SUPPLIED RECORDS ▸
-- start --

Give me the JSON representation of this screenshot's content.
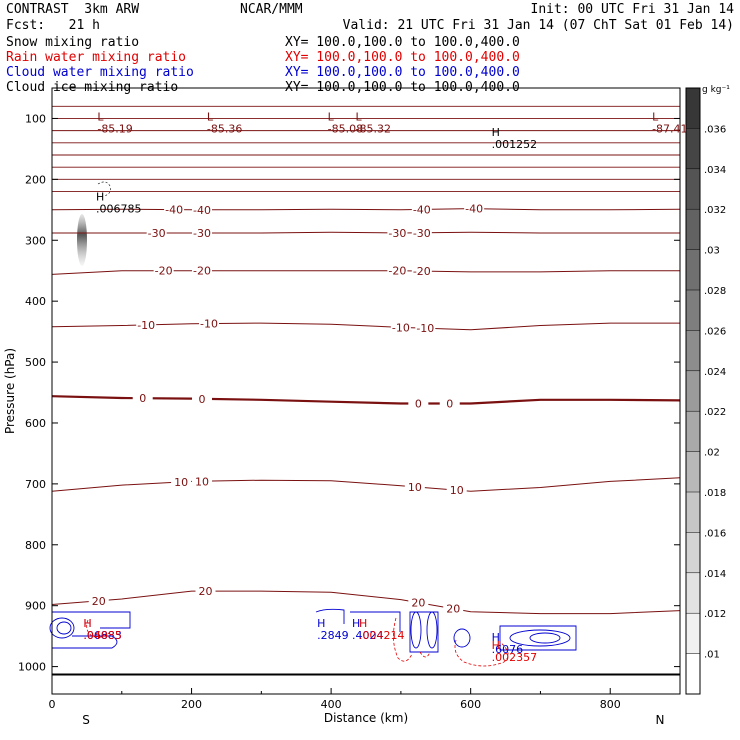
{
  "header": {
    "title_left": "CONTRAST  3km ARW",
    "title_center": "NCAR/MMM",
    "init": "Init: 00 UTC Fri 31 Jan 14",
    "fcst": "Fcst:   21 h",
    "valid": "Valid: 21 UTC Fri 31 Jan 14 (07 ChT Sat 01 Feb 14)"
  },
  "fields": [
    {
      "name": "Snow mixing ratio",
      "xy": "XY= 100.0,100.0 to 100.0,400.0",
      "color": "#000000"
    },
    {
      "name": "Rain water mixing ratio",
      "xy": "XY= 100.0,100.0 to 100.0,400.0",
      "color": "#e00000"
    },
    {
      "name": "Cloud water mixing ratio",
      "xy": "XY= 100.0,100.0 to 100.0,400.0",
      "color": "#0000d0"
    },
    {
      "name": "Cloud ice mixing ratio",
      "xy": "XY= 100.0,100.0 to 100.0,400.0",
      "color": "#000000"
    }
  ],
  "chart_data": {
    "type": "contour",
    "xlabel": "Distance (km)",
    "ylabel": "Pressure (hPa)",
    "xlim": [
      0,
      900
    ],
    "ylim": [
      1045,
      50
    ],
    "x_ticks": [
      0,
      200,
      400,
      600,
      800
    ],
    "x_tick_labels": [
      "0",
      "200",
      "400",
      "600",
      "800"
    ],
    "y_ticks": [
      100,
      200,
      300,
      400,
      500,
      600,
      700,
      800,
      900,
      1000
    ],
    "y_tick_labels": [
      "100",
      "200",
      "300",
      "400",
      "500",
      "600",
      "700",
      "800",
      "900",
      "1000"
    ],
    "end_labels": {
      "left": "S",
      "right": "N"
    },
    "colorbar": {
      "unit": "g kg⁻¹",
      "levels": [
        0.01,
        0.012,
        0.014,
        0.016,
        0.018,
        0.02,
        0.022,
        0.024,
        0.026,
        0.028,
        0.03,
        0.032,
        0.034,
        0.036
      ],
      "labels": [
        ".01",
        ".012",
        ".014",
        ".016",
        ".018",
        ".02",
        ".022",
        ".024",
        ".026",
        ".028",
        ".03",
        ".032",
        ".034",
        ".036"
      ]
    },
    "temperature_isotherms": [
      {
        "value": -40,
        "label_x": [
          175,
          215,
          530,
          605
        ],
        "pressure": [
          250,
          249,
          250,
          250,
          249,
          250,
          248,
          250,
          250,
          249
        ]
      },
      {
        "value": -30,
        "label_x": [
          150,
          215,
          495,
          530
        ],
        "pressure": [
          288,
          288,
          288,
          288,
          287,
          288,
          287,
          288,
          288,
          288
        ]
      },
      {
        "value": -20,
        "label_x": [
          160,
          215,
          495,
          530
        ],
        "pressure": [
          356,
          350,
          350,
          350,
          350,
          350,
          352,
          352,
          350,
          350
        ]
      },
      {
        "value": -10,
        "label_x": [
          135,
          225,
          500,
          535
        ],
        "pressure": [
          442,
          440,
          437,
          436,
          438,
          443,
          447,
          440,
          436,
          436
        ]
      },
      {
        "value": 0,
        "label_x": [
          130,
          215,
          525,
          570
        ],
        "pressure": [
          556,
          559,
          560,
          562,
          565,
          568,
          568,
          562,
          562,
          563
        ]
      },
      {
        "value": 10,
        "label_x": [
          185,
          215,
          520,
          580
        ],
        "pressure": [
          712,
          702,
          696,
          694,
          695,
          703,
          712,
          706,
          696,
          690
        ]
      },
      {
        "value": 20,
        "label_x": [
          67,
          220,
          525,
          575
        ],
        "pressure": [
          898,
          889,
          876,
          876,
          878,
          890,
          910,
          913,
          913,
          908
        ]
      }
    ],
    "extrema_labels": [
      {
        "type": "L",
        "x": 65,
        "p": 107,
        "text": "-85.19"
      },
      {
        "type": "L",
        "x": 222,
        "p": 107,
        "text": "-85.36"
      },
      {
        "type": "L",
        "x": 395,
        "p": 107,
        "text": "-85.08"
      },
      {
        "type": "L",
        "x": 435,
        "p": 107,
        "text": "-85.32"
      },
      {
        "type": "L",
        "x": 860,
        "p": 107,
        "text": "-87.41"
      },
      {
        "type": "H",
        "x": 630,
        "p": 132,
        "text": ".001252"
      },
      {
        "type": "H",
        "x": 63,
        "p": 238,
        "text": ".006785"
      },
      {
        "type": "H",
        "x": 45,
        "p": 938,
        "text": ".06883",
        "series": "cloud"
      },
      {
        "type": "H",
        "x": 45,
        "p": 938,
        "text": ".04085",
        "series": "rain"
      },
      {
        "type": "H",
        "x": 380,
        "p": 938,
        "text": ".2849",
        "series": "cloud"
      },
      {
        "type": "H",
        "x": 430,
        "p": 938,
        "text": ".4024",
        "series": "cloud"
      },
      {
        "type": "H",
        "x": 440,
        "p": 938,
        "text": ".004214",
        "series": "rain"
      },
      {
        "type": "H",
        "x": 630,
        "p": 961,
        "text": ".6076",
        "series": "cloud"
      },
      {
        "type": "H",
        "x": 630,
        "p": 974,
        "text": ".002357",
        "series": "rain"
      }
    ]
  }
}
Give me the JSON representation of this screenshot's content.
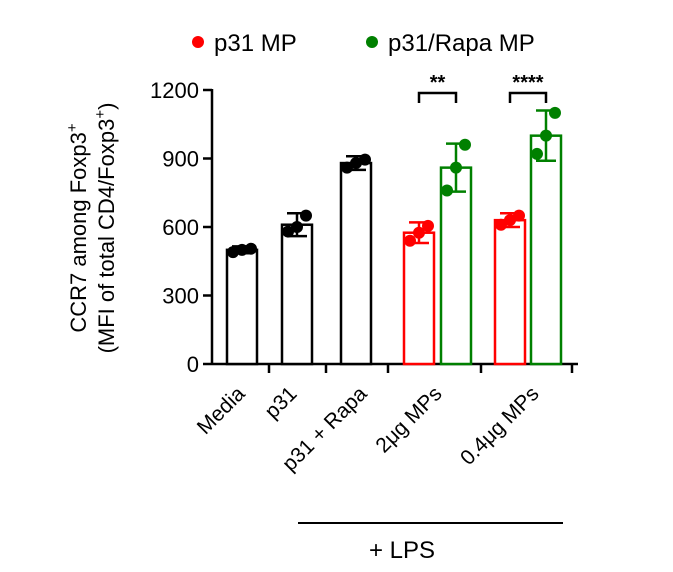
{
  "chart_data": {
    "type": "bar",
    "ylabel_line1_prefix": "CCR7 among  Foxp3",
    "ylabel_line1_sup": "+",
    "ylabel_line2_prefix": "(MFI of total CD4/Foxp3",
    "ylabel_line2_sup": "+",
    "ylabel_line2_suffix": ")",
    "ylim": [
      0,
      1200
    ],
    "yticks": [
      0,
      300,
      600,
      900,
      1200
    ],
    "legend": {
      "placement": "top",
      "entries": [
        {
          "name": "p31 MP",
          "color": "#ff0000"
        },
        {
          "name": "p31/Rapa MP",
          "color": "#008000"
        }
      ]
    },
    "categories": [
      "Media",
      "p31",
      "p31 + Rapa",
      "2μg MPs",
      "0.4μg MPs"
    ],
    "bars": [
      {
        "group": 0,
        "value": 500,
        "error": 15,
        "color": "#000000",
        "points": [
          490,
          500,
          505
        ]
      },
      {
        "group": 1,
        "value": 610,
        "error": 50,
        "color": "#000000",
        "points": [
          580,
          600,
          650
        ]
      },
      {
        "group": 2,
        "value": 880,
        "error": 30,
        "color": "#000000",
        "points": [
          860,
          880,
          895
        ]
      },
      {
        "group": 3,
        "value": 575,
        "error": 45,
        "color": "#ff0000",
        "series": "p31 MP",
        "points": [
          540,
          575,
          605
        ]
      },
      {
        "group": 3,
        "value": 860,
        "error": 105,
        "color": "#008000",
        "series": "p31/Rapa MP",
        "points": [
          760,
          860,
          960
        ]
      },
      {
        "group": 4,
        "value": 630,
        "error": 30,
        "color": "#ff0000",
        "series": "p31 MP",
        "points": [
          610,
          630,
          650
        ]
      },
      {
        "group": 4,
        "value": 1000,
        "error": 110,
        "color": "#008000",
        "series": "p31/Rapa MP",
        "points": [
          920,
          1000,
          1100
        ]
      }
    ],
    "significance": [
      {
        "group": 3,
        "label": "**"
      },
      {
        "group": 4,
        "label": "****"
      }
    ],
    "bracket_label": "+ LPS",
    "grid": false
  }
}
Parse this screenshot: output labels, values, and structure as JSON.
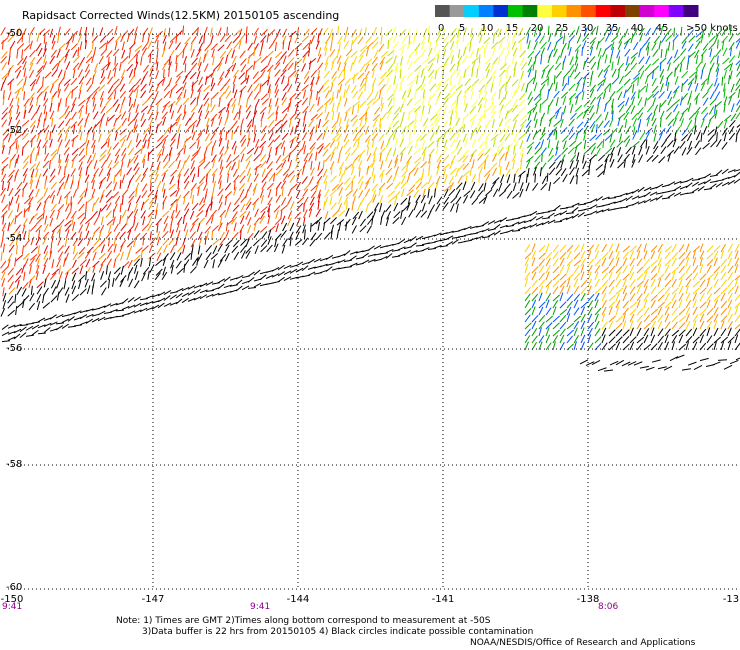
{
  "title": "Rapidsact Corrected Winds(12.5KM) 20150105 ascending",
  "legend": {
    "labels": [
      "0",
      "5",
      "10",
      "15",
      "20",
      "25",
      "30",
      "35",
      "40",
      "45",
      ">50 knots"
    ],
    "colors": [
      "#555555",
      "#999999",
      "#00d0ff",
      "#0080ff",
      "#0030d0",
      "#00c000",
      "#008000",
      "#ffff40",
      "#ffd000",
      "#ff9000",
      "#ff5000",
      "#ff0000",
      "#c00000",
      "#804000",
      "#d000d0",
      "#ff00ff",
      "#8000ff",
      "#400080"
    ]
  },
  "axes": {
    "y_ticks": [
      "-50",
      "-52",
      "-54",
      "-56",
      "-58",
      "-60"
    ],
    "x_ticks": [
      "-150",
      "-147",
      "-144",
      "-141",
      "-138",
      "-13"
    ]
  },
  "times": [
    "9:41",
    "9:41",
    "8:06"
  ],
  "notes": {
    "line1": "Note: 1) Times are GMT 2)Times along bottom correspond to measurement at -50S",
    "line2": "3)Data buffer is 22 hrs from 20150105 4) Black circles indicate possible contamination",
    "credit": "NOAA/NESDIS/Office of Research and Applications"
  }
}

-- end --

Find the lines above that include the string "mixing" and copy them.

      "name": "Snow mixing ratio",
      "name": "Rain water mixing ratio",
      "name": "Cloud water mixing ratio",
      "name": "Cloud ice mixing ratio",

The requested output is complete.